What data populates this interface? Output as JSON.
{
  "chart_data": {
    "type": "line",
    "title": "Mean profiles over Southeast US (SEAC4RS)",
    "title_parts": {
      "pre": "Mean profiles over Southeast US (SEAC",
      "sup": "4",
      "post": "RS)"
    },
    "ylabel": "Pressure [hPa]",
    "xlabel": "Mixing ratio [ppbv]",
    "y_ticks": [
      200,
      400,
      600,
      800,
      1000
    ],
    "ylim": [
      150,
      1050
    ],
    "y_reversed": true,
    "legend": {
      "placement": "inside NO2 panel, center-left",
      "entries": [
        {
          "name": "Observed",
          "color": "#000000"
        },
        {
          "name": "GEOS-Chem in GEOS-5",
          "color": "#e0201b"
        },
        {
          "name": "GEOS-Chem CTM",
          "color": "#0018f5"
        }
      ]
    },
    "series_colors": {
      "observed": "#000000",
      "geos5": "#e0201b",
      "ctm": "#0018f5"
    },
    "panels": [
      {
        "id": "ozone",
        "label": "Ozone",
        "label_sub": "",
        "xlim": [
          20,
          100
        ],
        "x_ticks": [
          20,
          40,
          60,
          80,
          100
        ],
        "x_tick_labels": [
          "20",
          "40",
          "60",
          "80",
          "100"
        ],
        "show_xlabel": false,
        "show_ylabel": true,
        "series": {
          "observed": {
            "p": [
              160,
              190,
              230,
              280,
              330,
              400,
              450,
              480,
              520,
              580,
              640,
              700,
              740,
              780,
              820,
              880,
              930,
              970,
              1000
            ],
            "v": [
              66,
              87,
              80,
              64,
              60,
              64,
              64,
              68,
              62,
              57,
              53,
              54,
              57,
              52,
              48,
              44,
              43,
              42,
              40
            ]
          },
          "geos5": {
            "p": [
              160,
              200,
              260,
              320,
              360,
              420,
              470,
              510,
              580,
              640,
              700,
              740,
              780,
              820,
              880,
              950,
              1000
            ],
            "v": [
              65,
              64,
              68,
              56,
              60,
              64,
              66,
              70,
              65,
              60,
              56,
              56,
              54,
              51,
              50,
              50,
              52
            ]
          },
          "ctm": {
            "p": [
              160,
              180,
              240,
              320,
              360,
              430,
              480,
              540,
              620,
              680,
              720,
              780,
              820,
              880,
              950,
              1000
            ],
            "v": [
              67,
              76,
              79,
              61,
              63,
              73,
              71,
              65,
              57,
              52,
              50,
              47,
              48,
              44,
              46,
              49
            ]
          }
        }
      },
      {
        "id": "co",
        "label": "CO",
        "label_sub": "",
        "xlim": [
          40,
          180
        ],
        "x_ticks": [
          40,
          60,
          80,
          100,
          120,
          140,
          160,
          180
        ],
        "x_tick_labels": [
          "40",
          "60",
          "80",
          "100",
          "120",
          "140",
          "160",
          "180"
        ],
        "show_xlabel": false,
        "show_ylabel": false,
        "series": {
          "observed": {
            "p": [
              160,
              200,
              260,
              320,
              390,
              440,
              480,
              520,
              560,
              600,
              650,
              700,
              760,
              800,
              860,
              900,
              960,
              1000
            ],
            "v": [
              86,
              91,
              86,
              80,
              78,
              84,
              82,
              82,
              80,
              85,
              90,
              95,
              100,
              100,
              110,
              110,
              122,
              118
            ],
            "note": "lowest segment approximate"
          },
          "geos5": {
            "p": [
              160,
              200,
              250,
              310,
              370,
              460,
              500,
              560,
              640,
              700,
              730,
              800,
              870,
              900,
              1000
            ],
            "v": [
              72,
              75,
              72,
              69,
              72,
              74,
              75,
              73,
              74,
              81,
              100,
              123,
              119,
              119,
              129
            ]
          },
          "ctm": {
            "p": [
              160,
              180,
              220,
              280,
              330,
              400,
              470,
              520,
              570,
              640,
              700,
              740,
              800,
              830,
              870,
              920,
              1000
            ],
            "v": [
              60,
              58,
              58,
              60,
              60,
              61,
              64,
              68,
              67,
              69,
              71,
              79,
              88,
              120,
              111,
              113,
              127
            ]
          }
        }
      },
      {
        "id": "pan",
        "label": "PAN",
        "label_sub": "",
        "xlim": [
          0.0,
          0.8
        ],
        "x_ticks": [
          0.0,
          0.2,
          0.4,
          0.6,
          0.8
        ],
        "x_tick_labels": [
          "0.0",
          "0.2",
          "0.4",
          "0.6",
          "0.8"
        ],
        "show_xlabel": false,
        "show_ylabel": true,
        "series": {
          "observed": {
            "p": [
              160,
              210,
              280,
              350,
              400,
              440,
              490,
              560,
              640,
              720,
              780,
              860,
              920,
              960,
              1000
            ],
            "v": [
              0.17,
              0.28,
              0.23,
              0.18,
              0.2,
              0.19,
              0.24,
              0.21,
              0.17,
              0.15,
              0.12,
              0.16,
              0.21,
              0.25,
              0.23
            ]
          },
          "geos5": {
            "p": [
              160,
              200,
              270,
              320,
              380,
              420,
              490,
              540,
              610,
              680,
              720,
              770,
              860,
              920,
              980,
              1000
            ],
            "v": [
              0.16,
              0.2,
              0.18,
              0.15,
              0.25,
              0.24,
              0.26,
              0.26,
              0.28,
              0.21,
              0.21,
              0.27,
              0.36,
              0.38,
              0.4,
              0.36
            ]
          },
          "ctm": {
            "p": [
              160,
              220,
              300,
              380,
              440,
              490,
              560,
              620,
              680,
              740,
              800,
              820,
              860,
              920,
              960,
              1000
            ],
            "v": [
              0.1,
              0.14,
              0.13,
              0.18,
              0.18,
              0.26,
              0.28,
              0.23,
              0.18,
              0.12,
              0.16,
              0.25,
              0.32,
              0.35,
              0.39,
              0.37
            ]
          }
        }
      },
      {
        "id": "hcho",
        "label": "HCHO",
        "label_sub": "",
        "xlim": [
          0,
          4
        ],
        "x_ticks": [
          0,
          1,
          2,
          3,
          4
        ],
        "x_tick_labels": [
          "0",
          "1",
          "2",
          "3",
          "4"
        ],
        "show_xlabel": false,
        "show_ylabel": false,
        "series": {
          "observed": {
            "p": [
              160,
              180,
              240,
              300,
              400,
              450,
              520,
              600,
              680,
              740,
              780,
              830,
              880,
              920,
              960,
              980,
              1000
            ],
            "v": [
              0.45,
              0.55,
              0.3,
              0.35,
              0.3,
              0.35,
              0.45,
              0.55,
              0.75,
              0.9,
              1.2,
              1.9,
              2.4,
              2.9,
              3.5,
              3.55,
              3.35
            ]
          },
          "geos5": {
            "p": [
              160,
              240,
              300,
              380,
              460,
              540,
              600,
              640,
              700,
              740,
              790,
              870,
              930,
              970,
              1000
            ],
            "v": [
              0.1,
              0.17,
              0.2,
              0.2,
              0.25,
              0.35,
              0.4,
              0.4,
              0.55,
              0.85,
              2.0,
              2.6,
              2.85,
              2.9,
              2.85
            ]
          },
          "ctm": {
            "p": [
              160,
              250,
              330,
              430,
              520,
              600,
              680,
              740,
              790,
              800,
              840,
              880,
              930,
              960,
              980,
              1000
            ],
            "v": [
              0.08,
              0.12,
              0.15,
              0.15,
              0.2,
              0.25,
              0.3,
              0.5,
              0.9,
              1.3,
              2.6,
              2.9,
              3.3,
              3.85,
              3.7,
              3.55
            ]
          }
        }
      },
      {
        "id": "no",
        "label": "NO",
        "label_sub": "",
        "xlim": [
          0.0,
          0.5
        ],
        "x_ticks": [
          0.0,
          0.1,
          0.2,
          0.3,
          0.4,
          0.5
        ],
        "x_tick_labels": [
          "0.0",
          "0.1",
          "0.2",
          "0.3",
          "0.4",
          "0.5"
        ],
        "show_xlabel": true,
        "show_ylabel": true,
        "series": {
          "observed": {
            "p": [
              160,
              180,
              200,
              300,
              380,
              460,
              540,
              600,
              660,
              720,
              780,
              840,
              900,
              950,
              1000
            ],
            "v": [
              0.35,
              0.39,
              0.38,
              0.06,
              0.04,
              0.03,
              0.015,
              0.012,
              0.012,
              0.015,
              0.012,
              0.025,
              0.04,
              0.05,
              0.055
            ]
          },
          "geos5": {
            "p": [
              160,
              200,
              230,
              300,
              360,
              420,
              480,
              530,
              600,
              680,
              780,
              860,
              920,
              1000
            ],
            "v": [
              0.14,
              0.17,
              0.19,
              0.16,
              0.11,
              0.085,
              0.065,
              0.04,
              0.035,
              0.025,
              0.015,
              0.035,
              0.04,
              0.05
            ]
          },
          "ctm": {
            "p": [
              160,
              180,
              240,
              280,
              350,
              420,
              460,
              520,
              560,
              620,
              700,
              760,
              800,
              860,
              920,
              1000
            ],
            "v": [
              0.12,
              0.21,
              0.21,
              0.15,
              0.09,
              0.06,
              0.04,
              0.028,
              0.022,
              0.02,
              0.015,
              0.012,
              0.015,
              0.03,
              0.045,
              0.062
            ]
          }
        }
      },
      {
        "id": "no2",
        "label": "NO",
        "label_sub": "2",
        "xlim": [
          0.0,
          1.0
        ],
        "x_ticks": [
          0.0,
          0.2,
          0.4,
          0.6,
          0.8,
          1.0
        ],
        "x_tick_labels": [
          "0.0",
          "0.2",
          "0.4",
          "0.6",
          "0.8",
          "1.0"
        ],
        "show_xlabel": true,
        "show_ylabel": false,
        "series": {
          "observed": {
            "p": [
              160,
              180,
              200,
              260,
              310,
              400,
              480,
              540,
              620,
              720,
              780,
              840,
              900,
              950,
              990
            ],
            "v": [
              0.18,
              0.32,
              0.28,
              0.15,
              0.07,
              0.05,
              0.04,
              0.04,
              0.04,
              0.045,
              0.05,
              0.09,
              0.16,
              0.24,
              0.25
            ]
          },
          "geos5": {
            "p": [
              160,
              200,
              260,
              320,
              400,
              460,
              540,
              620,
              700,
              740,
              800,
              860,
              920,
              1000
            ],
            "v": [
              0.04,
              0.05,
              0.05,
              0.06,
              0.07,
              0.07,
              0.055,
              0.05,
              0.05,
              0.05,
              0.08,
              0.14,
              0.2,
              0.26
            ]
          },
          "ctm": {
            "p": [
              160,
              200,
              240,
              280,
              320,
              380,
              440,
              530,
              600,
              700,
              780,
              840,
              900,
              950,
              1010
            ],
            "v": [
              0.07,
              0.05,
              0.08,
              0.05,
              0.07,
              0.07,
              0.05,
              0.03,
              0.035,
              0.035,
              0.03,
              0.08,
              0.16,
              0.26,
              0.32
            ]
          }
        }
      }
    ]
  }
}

........

◆ Exercise aim ◆
Return from the data every line that holds "name".

◆ Written solution ◆
          "name": "Observed",
          "name": "GEOS-Chem in GEOS-5",
          "name": "GEOS-Chem CTM",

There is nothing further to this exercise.